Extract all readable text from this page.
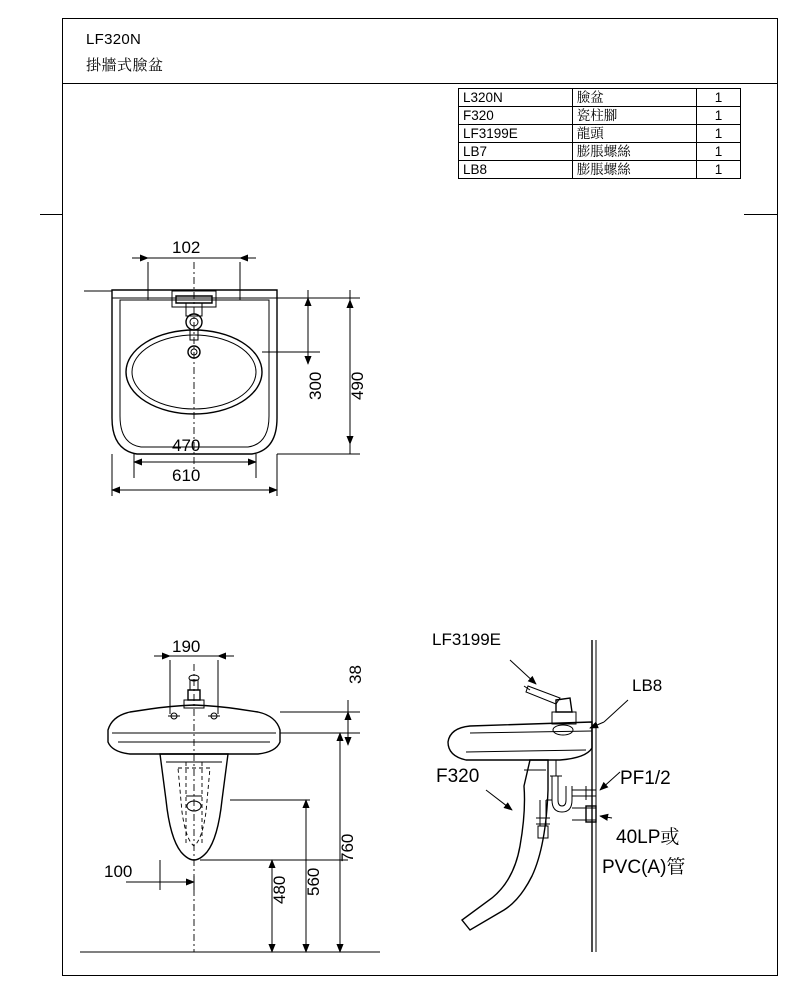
LF320N
掛牆式臉盆
L320N	臉盆	1
F320	瓷柱腳	1
LF3199E	龍頭	1
LB7	膨脹螺絲	1
LB8	膨脹螺絲	1
102
300 490
470
610
190
38
760
560
480
100
LF3199E
LB8
PF1/2
F320
40LP或
PVC(A)管
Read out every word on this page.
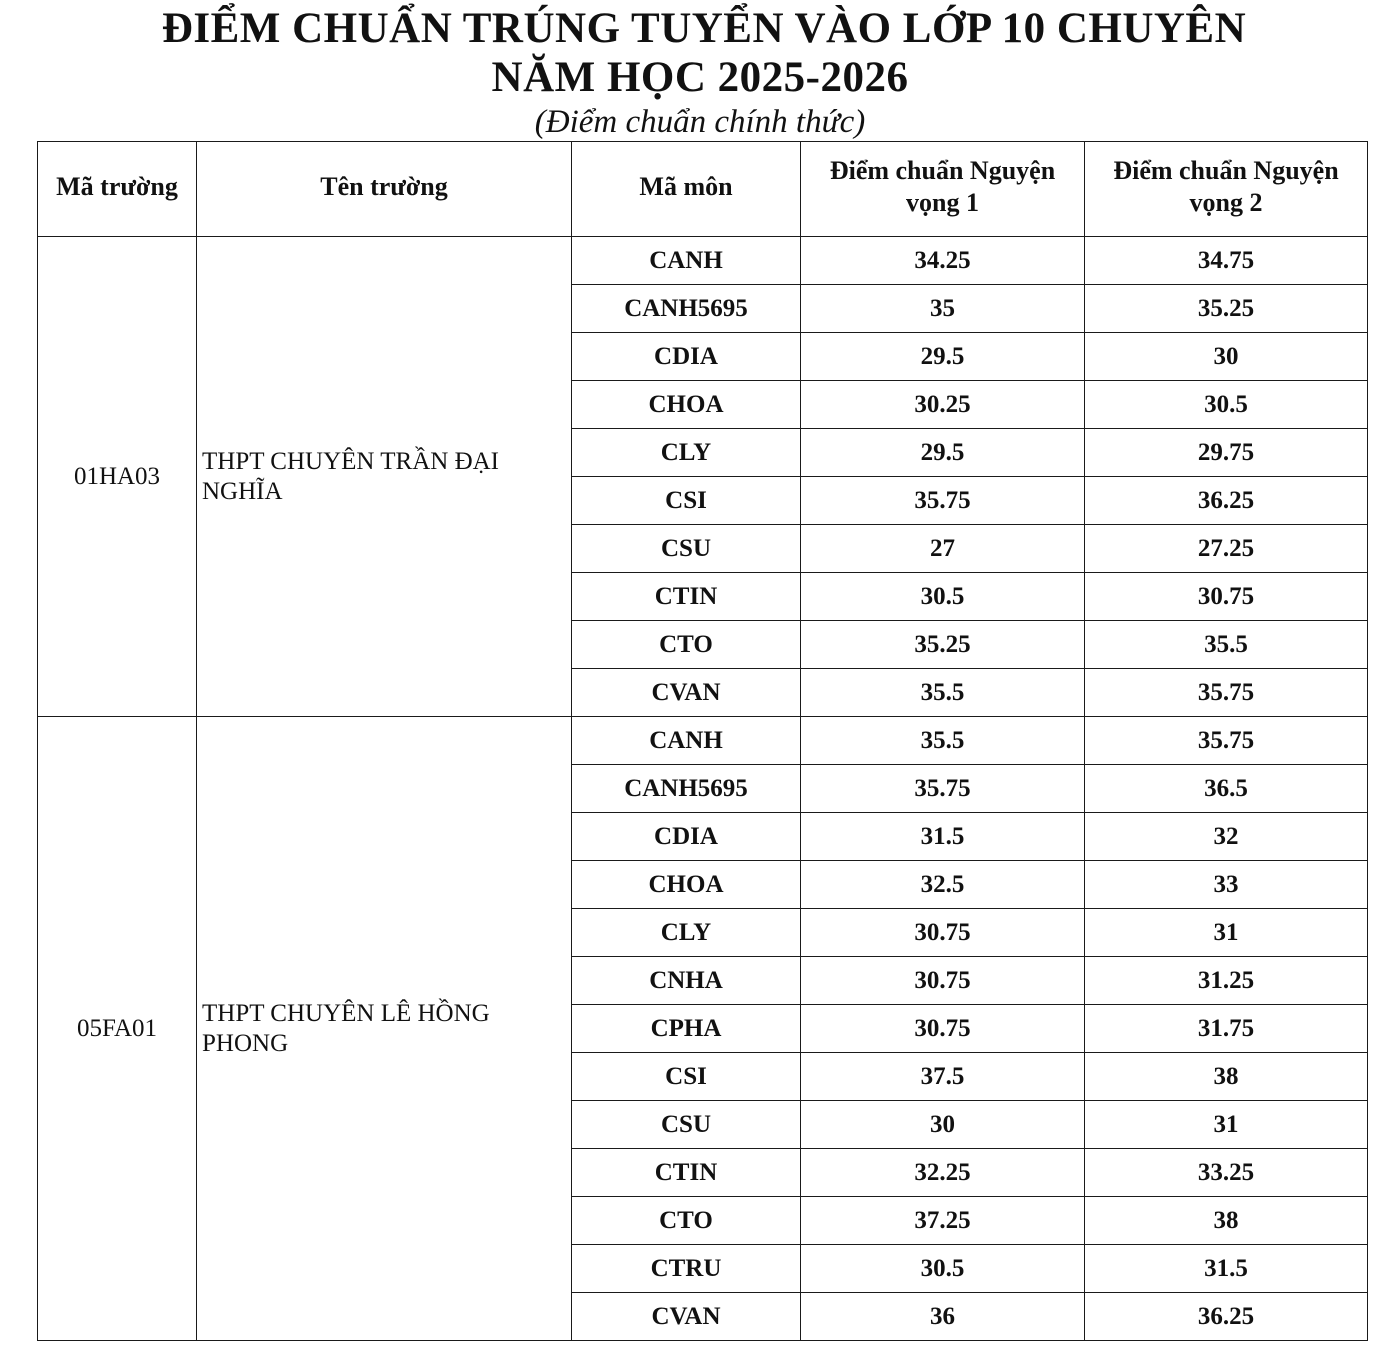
ĐIỂM CHUẨN TRÚNG TUYỂN VÀO LỚP 10 CHUYÊN
NĂM HỌC 2025-2026
(Điểm chuẩn chính thức)
Mã trường	Tên trường	Mã môn	Điểm chuẩn Nguyện vọng 1	Điểm chuẩn Nguyện vọng 2
01HA03	THPT CHUYÊN TRẦN ĐẠI NGHĨA	CANH	34.25	34.75
		CANH5695	35	35.25
		CDIA	29.5	30
		CHOA	30.25	30.5
		CLY	29.5	29.75
		CSI	35.75	36.25
		CSU	27	27.25
		CTIN	30.5	30.75
		CTO	35.25	35.5
		CVAN	35.5	35.75
05FA01	THPT CHUYÊN LÊ HỒNG PHONG	CANH	35.5	35.75
		CANH5695	35.75	36.5
		CDIA	31.5	32
		CHOA	32.5	33
		CLY	30.75	31
		CNHA	30.75	31.25
		CPHA	30.75	31.75
		CSI	37.5	38
		CSU	30	31
		CTIN	32.25	33.25
		CTO	37.25	38
		CTRU	30.5	31.5
		CVAN	36	36.25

---

Transcribe every entry above exactly. Omit all pictures.

EXERCISE RESPONSE.
Extract all readable text from this page.
LF320N
掛牆式臉盆
L320N	臉盆	1
F320	瓷柱腳	1
LF3199E	龍頭	1
LB7	膨脹螺絲	1
LB8	膨脹螺絲	1
102
300 490
470
610
190
38
760
560
480
100
LF3199E
LB8
PF1/2
F320
40LP或
PVC(A)管
Read out every word on this page.
ĐIỂM CHUẨN TRÚNG TUYỂN VÀO LỚP 10 CHUYÊN
NĂM HỌC 2025-2026
(Điểm chuẩn chính thức)
Mã trường	Tên trường	Mã môn	Điểm chuẩn Nguyện vọng 1	Điểm chuẩn Nguyện vọng 2
01HA03	THPT CHUYÊN TRẦN ĐẠI NGHĨA	CANH	34.25	34.75
		CANH5695	35	35.25
		CDIA	29.5	30
		CHOA	30.25	30.5
		CLY	29.5	29.75
		CSI	35.75	36.25
		CSU	27	27.25
		CTIN	30.5	30.75
		CTO	35.25	35.5
		CVAN	35.5	35.75
05FA01	THPT CHUYÊN LÊ HỒNG PHONG	CANH	35.5	35.75
		CANH5695	35.75	36.5
		CDIA	31.5	32
		CHOA	32.5	33
		CLY	30.75	31
		CNHA	30.75	31.25
		CPHA	30.75	31.75
		CSI	37.5	38
		CSU	30	31
		CTIN	32.25	33.25
		CTO	37.25	38
		CTRU	30.5	31.5
		CVAN	36	36.25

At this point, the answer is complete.